━━━━━ Excerpt provided

Leninist regimes kept their subjects ignorant of the real functioning of the political system. Tony Judt observed that “by concentrating power, information, initiative and responsibility into the hands of the party-state, Communism had given rise to a society of individuals not merely suspicious of one another and skeptical of any official claims or promises, but with no experience of individual or collective initiative and lacking any basis on which to make informed public choices.”70 Furthermore, the chasm between official rhetoric and everyday reality, the camouflaging of the way decisions were reached, the anti-elective pseudo-elections, and other rituals of conformity neutralized critical faculties and generated a widespread wariness toward the validity of politics as such. Furthermore, anti-Communism tended to be just another supra-individual, nondifferentiated form of identity. The problem now is that the aggregation of social interests needs a clarification of the political choices, including an awareness of the main values that people advocate. As Martin Palouš put it, “The most important and most dynamic factor in post-totalitarian politics has to do with the way people in post-communist societies perceive and conceptualize the social reality and political processes they are a part of.”71 The difficulties and ambiguities of the left-right polarization in post-Communist regimes are linked to the ambiguity and even obsolescence of the traditional taxonomies.

━━━━━━━━━━
━━━━━ Dataset excerpt

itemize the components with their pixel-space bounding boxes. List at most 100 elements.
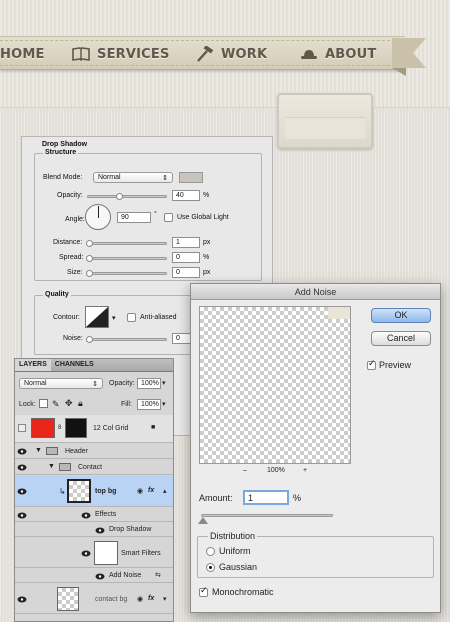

━━━━━━━━━━

● Objective: Translate this sentence from the excerpt on post-Communist politics into Spanish: "The problem now is that the aggregation of social interests needs a clarification of the political choices, including an awareness of the main values that people advocate."

● Task solution: El problema ahora es que la agregación de los intereses sociales requiere una clarificación de las opciones políticas, incluida una conciencia de los principales valores que la gente defiende.